> **EXERCISE BRIEF**
Each entry below is to be extracted exactly.

> **EXERCISE DATA**
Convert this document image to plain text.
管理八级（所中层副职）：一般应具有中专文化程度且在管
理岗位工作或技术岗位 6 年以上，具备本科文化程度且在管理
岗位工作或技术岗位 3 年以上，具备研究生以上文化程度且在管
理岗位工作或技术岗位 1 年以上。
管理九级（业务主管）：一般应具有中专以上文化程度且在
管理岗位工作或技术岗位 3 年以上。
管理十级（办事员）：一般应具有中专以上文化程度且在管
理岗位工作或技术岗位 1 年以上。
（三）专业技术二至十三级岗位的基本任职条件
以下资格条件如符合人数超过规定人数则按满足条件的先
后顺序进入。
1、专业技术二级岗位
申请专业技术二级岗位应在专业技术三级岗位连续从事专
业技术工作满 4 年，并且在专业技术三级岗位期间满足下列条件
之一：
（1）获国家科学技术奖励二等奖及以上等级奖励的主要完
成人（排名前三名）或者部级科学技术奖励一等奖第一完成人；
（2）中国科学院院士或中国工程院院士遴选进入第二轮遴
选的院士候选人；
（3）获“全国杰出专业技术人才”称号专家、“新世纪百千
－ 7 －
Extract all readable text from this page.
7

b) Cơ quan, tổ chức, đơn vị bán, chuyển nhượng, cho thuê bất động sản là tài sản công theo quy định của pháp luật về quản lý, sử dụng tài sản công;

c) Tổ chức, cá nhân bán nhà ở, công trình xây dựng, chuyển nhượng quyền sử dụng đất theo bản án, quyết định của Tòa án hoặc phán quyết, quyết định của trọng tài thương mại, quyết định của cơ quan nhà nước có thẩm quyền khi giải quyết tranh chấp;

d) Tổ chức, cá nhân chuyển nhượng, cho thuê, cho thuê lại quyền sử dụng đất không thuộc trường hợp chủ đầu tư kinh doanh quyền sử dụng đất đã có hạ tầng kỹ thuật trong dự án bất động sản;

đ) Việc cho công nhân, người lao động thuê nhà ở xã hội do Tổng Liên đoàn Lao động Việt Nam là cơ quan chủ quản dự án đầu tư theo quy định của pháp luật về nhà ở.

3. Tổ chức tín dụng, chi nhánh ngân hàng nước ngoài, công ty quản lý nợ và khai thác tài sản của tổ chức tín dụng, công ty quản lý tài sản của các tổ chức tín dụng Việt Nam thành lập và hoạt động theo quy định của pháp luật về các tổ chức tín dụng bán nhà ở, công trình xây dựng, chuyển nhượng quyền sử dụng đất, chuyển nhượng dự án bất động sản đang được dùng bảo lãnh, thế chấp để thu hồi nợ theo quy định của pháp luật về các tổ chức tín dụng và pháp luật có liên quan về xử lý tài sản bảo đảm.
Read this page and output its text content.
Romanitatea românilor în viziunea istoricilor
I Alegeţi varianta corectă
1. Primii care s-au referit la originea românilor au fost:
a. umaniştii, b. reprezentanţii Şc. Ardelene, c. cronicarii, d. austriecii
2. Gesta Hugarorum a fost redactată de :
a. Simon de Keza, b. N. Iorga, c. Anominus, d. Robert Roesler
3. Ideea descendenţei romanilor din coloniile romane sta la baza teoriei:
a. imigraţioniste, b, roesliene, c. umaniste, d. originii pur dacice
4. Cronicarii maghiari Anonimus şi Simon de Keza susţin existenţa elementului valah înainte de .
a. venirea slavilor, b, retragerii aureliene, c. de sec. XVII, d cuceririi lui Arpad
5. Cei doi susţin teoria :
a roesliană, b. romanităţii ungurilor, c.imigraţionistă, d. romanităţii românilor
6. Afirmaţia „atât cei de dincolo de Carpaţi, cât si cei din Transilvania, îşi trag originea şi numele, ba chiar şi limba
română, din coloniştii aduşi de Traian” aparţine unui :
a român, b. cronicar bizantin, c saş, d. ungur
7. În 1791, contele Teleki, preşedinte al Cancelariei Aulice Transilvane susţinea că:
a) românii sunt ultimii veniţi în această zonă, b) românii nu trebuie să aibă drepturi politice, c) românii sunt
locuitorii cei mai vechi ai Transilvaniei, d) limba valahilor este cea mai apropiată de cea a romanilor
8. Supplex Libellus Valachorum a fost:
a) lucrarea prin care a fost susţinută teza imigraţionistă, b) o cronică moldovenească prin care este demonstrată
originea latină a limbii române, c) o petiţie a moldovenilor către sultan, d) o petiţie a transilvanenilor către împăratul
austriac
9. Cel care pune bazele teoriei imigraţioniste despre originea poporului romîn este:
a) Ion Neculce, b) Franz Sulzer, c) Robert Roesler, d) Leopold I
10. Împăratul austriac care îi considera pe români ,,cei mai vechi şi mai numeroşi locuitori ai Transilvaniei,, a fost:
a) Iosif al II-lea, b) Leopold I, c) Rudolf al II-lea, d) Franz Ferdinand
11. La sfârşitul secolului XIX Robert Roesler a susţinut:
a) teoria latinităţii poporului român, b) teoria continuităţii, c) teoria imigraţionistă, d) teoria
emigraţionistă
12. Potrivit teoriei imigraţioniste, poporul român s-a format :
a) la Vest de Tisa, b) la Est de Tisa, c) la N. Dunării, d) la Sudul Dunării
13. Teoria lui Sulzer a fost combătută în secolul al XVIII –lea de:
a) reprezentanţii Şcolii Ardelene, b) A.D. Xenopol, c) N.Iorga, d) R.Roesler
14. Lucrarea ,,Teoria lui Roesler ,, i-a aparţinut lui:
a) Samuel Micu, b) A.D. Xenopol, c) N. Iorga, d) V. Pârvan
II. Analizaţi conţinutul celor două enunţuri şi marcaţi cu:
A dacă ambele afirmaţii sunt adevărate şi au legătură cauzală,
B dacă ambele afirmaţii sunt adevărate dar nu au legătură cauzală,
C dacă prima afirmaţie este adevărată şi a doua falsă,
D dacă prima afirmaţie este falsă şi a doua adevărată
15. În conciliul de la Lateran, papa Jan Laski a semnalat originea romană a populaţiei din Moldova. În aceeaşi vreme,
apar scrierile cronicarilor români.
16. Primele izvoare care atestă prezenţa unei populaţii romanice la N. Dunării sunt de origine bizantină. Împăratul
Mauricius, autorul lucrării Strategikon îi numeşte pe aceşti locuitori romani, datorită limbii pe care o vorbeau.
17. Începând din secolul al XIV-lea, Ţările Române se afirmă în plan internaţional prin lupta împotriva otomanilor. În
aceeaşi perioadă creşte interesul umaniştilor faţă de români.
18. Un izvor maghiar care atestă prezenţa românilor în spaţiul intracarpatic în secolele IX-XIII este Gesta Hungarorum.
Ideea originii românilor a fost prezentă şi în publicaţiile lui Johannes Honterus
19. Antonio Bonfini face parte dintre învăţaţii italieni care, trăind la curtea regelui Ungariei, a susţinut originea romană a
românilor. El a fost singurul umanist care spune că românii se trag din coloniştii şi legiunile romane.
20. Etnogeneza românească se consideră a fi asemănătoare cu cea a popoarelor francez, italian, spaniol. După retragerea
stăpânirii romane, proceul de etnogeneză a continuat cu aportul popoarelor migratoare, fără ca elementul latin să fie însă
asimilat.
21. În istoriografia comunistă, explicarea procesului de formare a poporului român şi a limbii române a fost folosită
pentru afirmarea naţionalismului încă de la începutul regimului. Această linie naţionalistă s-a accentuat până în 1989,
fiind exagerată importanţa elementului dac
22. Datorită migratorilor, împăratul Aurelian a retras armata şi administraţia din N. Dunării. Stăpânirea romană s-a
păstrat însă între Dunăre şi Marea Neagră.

> **RESPONSE TO THE TASK**
Convert this document image to plain text.
管理八级（所中层副职）：一般应具有中专文化程度且在管
理岗位工作或技术岗位 6 年以上，具备本科文化程度且在管理
岗位工作或技术岗位 3 年以上，具备研究生以上文化程度且在管
理岗位工作或技术岗位 1 年以上。
管理九级（业务主管）：一般应具有中专以上文化程度且在
管理岗位工作或技术岗位 3 年以上。
管理十级（办事员）：一般应具有中专以上文化程度且在管
理岗位工作或技术岗位 1 年以上。
（三）专业技术二至十三级岗位的基本任职条件
以下资格条件如符合人数超过规定人数则按满足条件的先
后顺序进入。
1、专业技术二级岗位
申请专业技术二级岗位应在专业技术三级岗位连续从事专
业技术工作满 4 年，并且在专业技术三级岗位期间满足下列条件
之一：
（1）获国家科学技术奖励二等奖及以上等级奖励的主要完
成人（排名前三名）或者部级科学技术奖励一等奖第一完成人；
（2）中国科学院院士或中国工程院院士遴选进入第二轮遴
选的院士候选人；
（3）获“全国杰出专业技术人才”称号专家、“新世纪百千
－ 7 －
Extract all readable text from this page.
7

b) Cơ quan, tổ chức, đơn vị bán, chuyển nhượng, cho thuê bất động sản là tài sản công theo quy định của pháp luật về quản lý, sử dụng tài sản công;

c) Tổ chức, cá nhân bán nhà ở, công trình xây dựng, chuyển nhượng quyền sử dụng đất theo bản án, quyết định của Tòa án hoặc phán quyết, quyết định của trọng tài thương mại, quyết định của cơ quan nhà nước có thẩm quyền khi giải quyết tranh chấp;

d) Tổ chức, cá nhân chuyển nhượng, cho thuê, cho thuê lại quyền sử dụng đất không thuộc trường hợp chủ đầu tư kinh doanh quyền sử dụng đất đã có hạ tầng kỹ thuật trong dự án bất động sản;

đ) Việc cho công nhân, người lao động thuê nhà ở xã hội do Tổng Liên đoàn Lao động Việt Nam là cơ quan chủ quản dự án đầu tư theo quy định của pháp luật về nhà ở.

3. Tổ chức tín dụng, chi nhánh ngân hàng nước ngoài, công ty quản lý nợ và khai thác tài sản của tổ chức tín dụng, công ty quản lý tài sản của các tổ chức tín dụng Việt Nam thành lập và hoạt động theo quy định của pháp luật về các tổ chức tín dụng bán nhà ở, công trình xây dựng, chuyển nhượng quyền sử dụng đất, chuyển nhượng dự án bất động sản đang được dùng bảo lãnh, thế chấp để thu hồi nợ theo quy định của pháp luật về các tổ chức tín dụng và pháp luật có liên quan về xử lý tài sản bảo đảm.
Read this page and output its text content.
Romanitatea românilor în viziunea istoricilor
I Alegeţi varianta corectă
1. Primii care s-au referit la originea românilor au fost:
a. umaniştii, b. reprezentanţii Şc. Ardelene, c. cronicarii, d. austriecii
2. Gesta Hugarorum a fost redactată de :
a. Simon de Keza, b. N. Iorga, c. Anominus, d. Robert Roesler
3. Ideea descendenţei romanilor din coloniile romane sta la baza teoriei:
a. imigraţioniste, b, roesliene, c. umaniste, d. originii pur dacice
4. Cronicarii maghiari Anonimus şi Simon de Keza susţin existenţa elementului valah înainte de .
a. venirea slavilor, b, retragerii aureliene, c. de sec. XVII, d cuceririi lui Arpad
5. Cei doi susţin teoria :
a roesliană, b. romanităţii ungurilor, c.imigraţionistă, d. romanităţii românilor
6. Afirmaţia „atât cei de dincolo de Carpaţi, cât si cei din Transilvania, îşi trag originea şi numele, ba chiar şi limba
română, din coloniştii aduşi de Traian” aparţine unui :
a român, b. cronicar bizantin, c saş, d. ungur
7. În 1791, contele Teleki, preşedinte al Cancelariei Aulice Transilvane susţinea că:
a) românii sunt ultimii veniţi în această zonă, b) românii nu trebuie să aibă drepturi politice, c) românii sunt
locuitorii cei mai vechi ai Transilvaniei, d) limba valahilor este cea mai apropiată de cea a romanilor
8. Supplex Libellus Valachorum a fost:
a) lucrarea prin care a fost susţinută teza imigraţionistă, b) o cronică moldovenească prin care este demonstrată
originea latină a limbii române, c) o petiţie a moldovenilor către sultan, d) o petiţie a transilvanenilor către împăratul
austriac
9. Cel care pune bazele teoriei imigraţioniste despre originea poporului romîn este:
a) Ion Neculce, b) Franz Sulzer, c) Robert Roesler, d) Leopold I
10. Împăratul austriac care îi considera pe români ,,cei mai vechi şi mai numeroşi locuitori ai Transilvaniei,, a fost:
a) Iosif al II-lea, b) Leopold I, c) Rudolf al II-lea, d) Franz Ferdinand
11. La sfârşitul secolului XIX Robert Roesler a susţinut:
a) teoria latinităţii poporului român, b) teoria continuităţii, c) teoria imigraţionistă, d) teoria
emigraţionistă
12. Potrivit teoriei imigraţioniste, poporul român s-a format :
a) la Vest de Tisa, b) la Est de Tisa, c) la N. Dunării, d) la Sudul Dunării
13. Teoria lui Sulzer a fost combătută în secolul al XVIII –lea de:
a) reprezentanţii Şcolii Ardelene, b) A.D. Xenopol, c) N.Iorga, d) R.Roesler
14. Lucrarea ,,Teoria lui Roesler ,, i-a aparţinut lui:
a) Samuel Micu, b) A.D. Xenopol, c) N. Iorga, d) V. Pârvan
II. Analizaţi conţinutul celor două enunţuri şi marcaţi cu:
A dacă ambele afirmaţii sunt adevărate şi au legătură cauzală,
B dacă ambele afirmaţii sunt adevărate dar nu au legătură cauzală,
C dacă prima afirmaţie este adevărată şi a doua falsă,
D dacă prima afirmaţie este falsă şi a doua adevărată
15. În conciliul de la Lateran, papa Jan Laski a semnalat originea romană a populaţiei din Moldova. În aceeaşi vreme,
apar scrierile cronicarilor români.
16. Primele izvoare care atestă prezenţa unei populaţii romanice la N. Dunării sunt de origine bizantină. Împăratul
Mauricius, autorul lucrării Strategikon îi numeşte pe aceşti locuitori romani, datorită limbii pe care o vorbeau.
17. Începând din secolul al XIV-lea, Ţările Române se afirmă în plan internaţional prin lupta împotriva otomanilor. În
aceeaşi perioadă creşte interesul umaniştilor faţă de români.
18. Un izvor maghiar care atestă prezenţa românilor în spaţiul intracarpatic în secolele IX-XIII este Gesta Hungarorum.
Ideea originii românilor a fost prezentă şi în publicaţiile lui Johannes Honterus
19. Antonio Bonfini face parte dintre învăţaţii italieni care, trăind la curtea regelui Ungariei, a susţinut originea romană a
românilor. El a fost singurul umanist care spune că românii se trag din coloniştii şi legiunile romane.
20. Etnogeneza românească se consideră a fi asemănătoare cu cea a popoarelor francez, italian, spaniol. După retragerea
stăpânirii romane, proceul de etnogeneză a continuat cu aportul popoarelor migratoare, fără ca elementul latin să fie însă
asimilat.
21. În istoriografia comunistă, explicarea procesului de formare a poporului român şi a limbii române a fost folosită
pentru afirmarea naţionalismului încă de la începutul regimului. Această linie naţionalistă s-a accentuat până în 1989,
fiind exagerată importanţa elementului dac
22. Datorită migratorilor, împăratul Aurelian a retras armata şi administraţia din N. Dunării. Stăpânirea romană s-a
păstrat însă între Dunăre şi Marea Neagră.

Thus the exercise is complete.